* AIM: Images are not part of the copy; write out the rest of the data exactly as given.
################
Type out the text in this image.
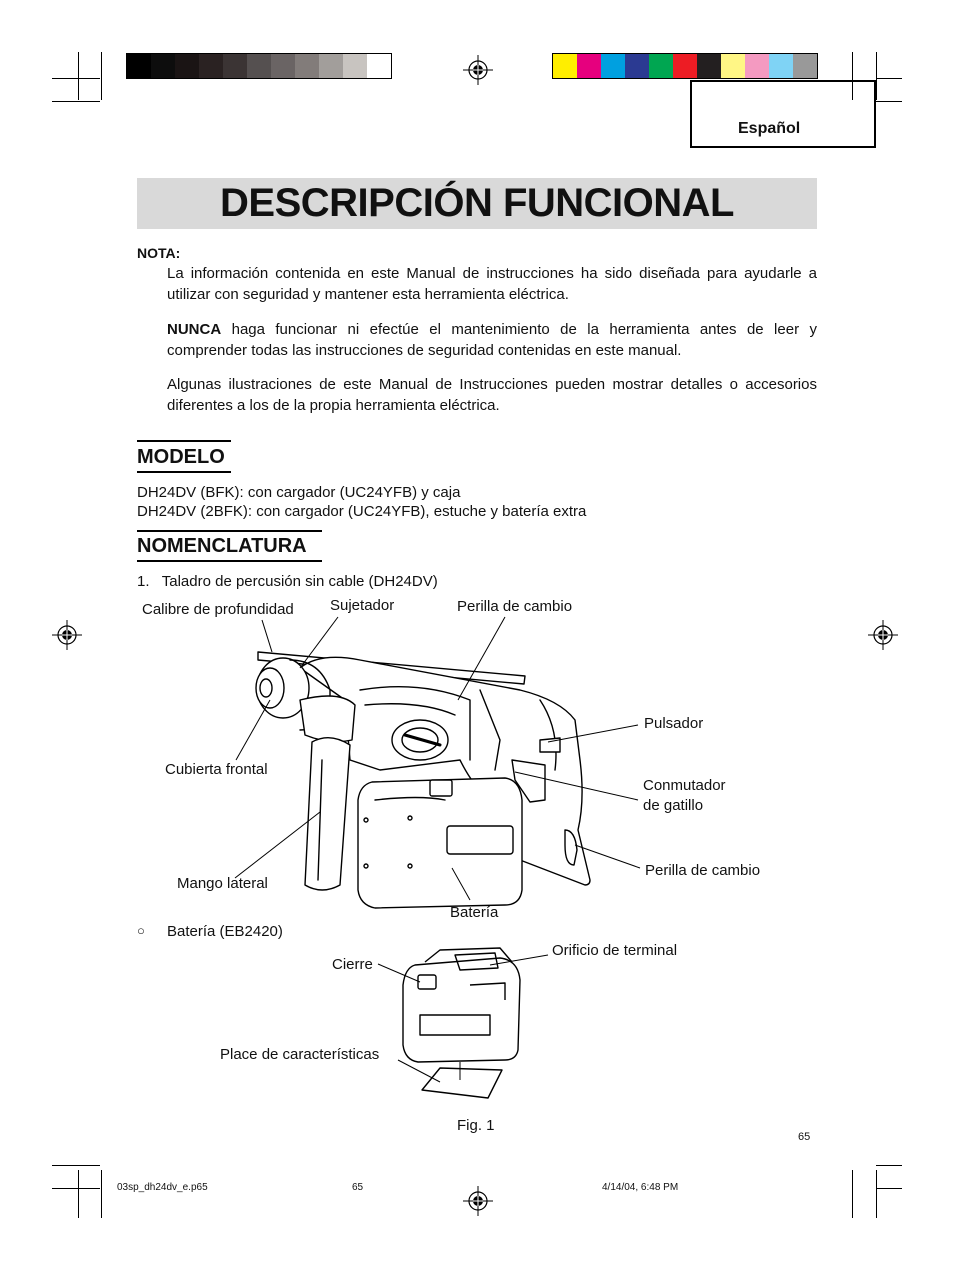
Español
DESCRIPCIÓN FUNCIONAL
NOTA:
La información contenida en este Manual de instrucciones ha sido diseñada para ayudarle a utilizar con seguridad y mantener esta herramienta eléctrica.
NUNCA haga funcionar ni efectúe el mantenimiento de la herramienta antes de leer y comprender todas las instrucciones de seguridad contenidas en este manual.
Algunas ilustraciones de este Manual de Instrucciones pueden mostrar detalles o accesorios diferentes a los de la propia herramienta eléctrica.
MODELO
DH24DV (BFK): con cargador (UC24YFB) y caja
DH24DV (2BFK): con cargador (UC24YFB), estuche y batería extra
NOMENCLATURA
1.   Taladro de percusión sin cable (DH24DV)
Calibre de profundidad Sujetador	Perilla de cambio
Pulsador
Cubierta frontal
Conmutador
de gatillo
Perilla de cambio
Mango lateral
Batería
○ Batería (EB2420)
Orificio de terminal
Cierre
Place de características
Fig. 1
65
03sp_dh24dv_e.p65	65	4/14/04, 6:48 PM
################
* EXERCISE ANSWER:
Type out the text in this image.
Español
DESCRIPCIÓN FUNCIONAL
NOTA:
La información contenida en este Manual de instrucciones ha sido diseñada para ayudarle a utilizar con seguridad y mantener esta herramienta eléctrica.
NUNCA haga funcionar ni efectúe el mantenimiento de la herramienta antes de leer y comprender todas las instrucciones de seguridad contenidas en este manual.
Algunas ilustraciones de este Manual de Instrucciones pueden mostrar detalles o accesorios diferentes a los de la propia herramienta eléctrica.
MODELO
DH24DV (BFK): con cargador (UC24YFB) y caja
DH24DV (2BFK): con cargador (UC24YFB), estuche y batería extra
NOMENCLATURA
1.   Taladro de percusión sin cable (DH24DV)
Calibre de profundidad Sujetador	Perilla de cambio
Pulsador
Cubierta frontal
Conmutador
de gatillo
Perilla de cambio
Mango lateral
Batería
○ Batería (EB2420)
Orificio de terminal
Cierre
Place de características
Fig. 1
65
03sp_dh24dv_e.p65	65	4/14/04, 6:48 PM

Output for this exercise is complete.